_EXTRACTED ENTRIES:_
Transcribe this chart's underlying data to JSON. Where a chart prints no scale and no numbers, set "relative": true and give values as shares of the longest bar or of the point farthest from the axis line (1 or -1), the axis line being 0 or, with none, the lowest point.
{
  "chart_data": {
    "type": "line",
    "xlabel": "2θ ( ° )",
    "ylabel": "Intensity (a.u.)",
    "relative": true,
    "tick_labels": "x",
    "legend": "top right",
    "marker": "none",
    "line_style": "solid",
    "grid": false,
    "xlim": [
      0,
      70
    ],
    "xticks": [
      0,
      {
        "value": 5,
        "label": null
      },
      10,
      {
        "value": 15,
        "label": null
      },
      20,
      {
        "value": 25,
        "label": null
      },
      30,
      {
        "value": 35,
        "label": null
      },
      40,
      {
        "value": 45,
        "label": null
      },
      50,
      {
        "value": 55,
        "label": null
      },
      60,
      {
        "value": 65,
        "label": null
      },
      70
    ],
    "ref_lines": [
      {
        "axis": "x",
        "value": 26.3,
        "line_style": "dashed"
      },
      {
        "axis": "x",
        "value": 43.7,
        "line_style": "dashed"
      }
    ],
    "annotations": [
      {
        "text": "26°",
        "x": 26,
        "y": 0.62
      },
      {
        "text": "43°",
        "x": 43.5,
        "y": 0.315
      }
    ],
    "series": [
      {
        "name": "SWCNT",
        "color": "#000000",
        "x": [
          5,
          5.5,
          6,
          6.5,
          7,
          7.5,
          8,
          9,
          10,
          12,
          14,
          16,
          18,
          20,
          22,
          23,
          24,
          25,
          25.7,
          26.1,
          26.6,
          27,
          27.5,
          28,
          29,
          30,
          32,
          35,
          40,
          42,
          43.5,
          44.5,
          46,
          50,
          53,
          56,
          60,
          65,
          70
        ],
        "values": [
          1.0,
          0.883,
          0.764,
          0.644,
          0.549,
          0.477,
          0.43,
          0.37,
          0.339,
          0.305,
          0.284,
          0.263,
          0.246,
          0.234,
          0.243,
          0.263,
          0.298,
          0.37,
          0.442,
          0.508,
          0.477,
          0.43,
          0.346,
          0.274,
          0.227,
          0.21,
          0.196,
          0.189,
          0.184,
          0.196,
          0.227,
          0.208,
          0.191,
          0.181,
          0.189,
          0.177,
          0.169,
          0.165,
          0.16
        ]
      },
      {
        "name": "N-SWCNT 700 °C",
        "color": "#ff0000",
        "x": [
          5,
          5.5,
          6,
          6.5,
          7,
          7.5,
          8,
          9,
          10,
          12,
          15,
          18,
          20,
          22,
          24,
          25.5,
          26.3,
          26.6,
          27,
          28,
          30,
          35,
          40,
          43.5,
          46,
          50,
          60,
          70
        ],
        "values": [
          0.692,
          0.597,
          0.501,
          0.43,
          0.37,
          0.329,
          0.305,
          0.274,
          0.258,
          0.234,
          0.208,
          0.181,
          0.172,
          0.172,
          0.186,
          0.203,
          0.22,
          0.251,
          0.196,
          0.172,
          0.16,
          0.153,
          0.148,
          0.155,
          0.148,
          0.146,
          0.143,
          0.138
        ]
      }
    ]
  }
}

_WORK TO DO:_
Scan the data for the word "relative" and copy every line where it shows up.

_FINAL RESULT:_
Transcribe this chart's underlying data to JSON. Where a chart prints no scale and no numbers, set "relative": true and give values as shares of the longest bar or of the point farthest from the axis line (1 or -1), the axis line being 0 or, with none, the lowest point.
    "relative": true,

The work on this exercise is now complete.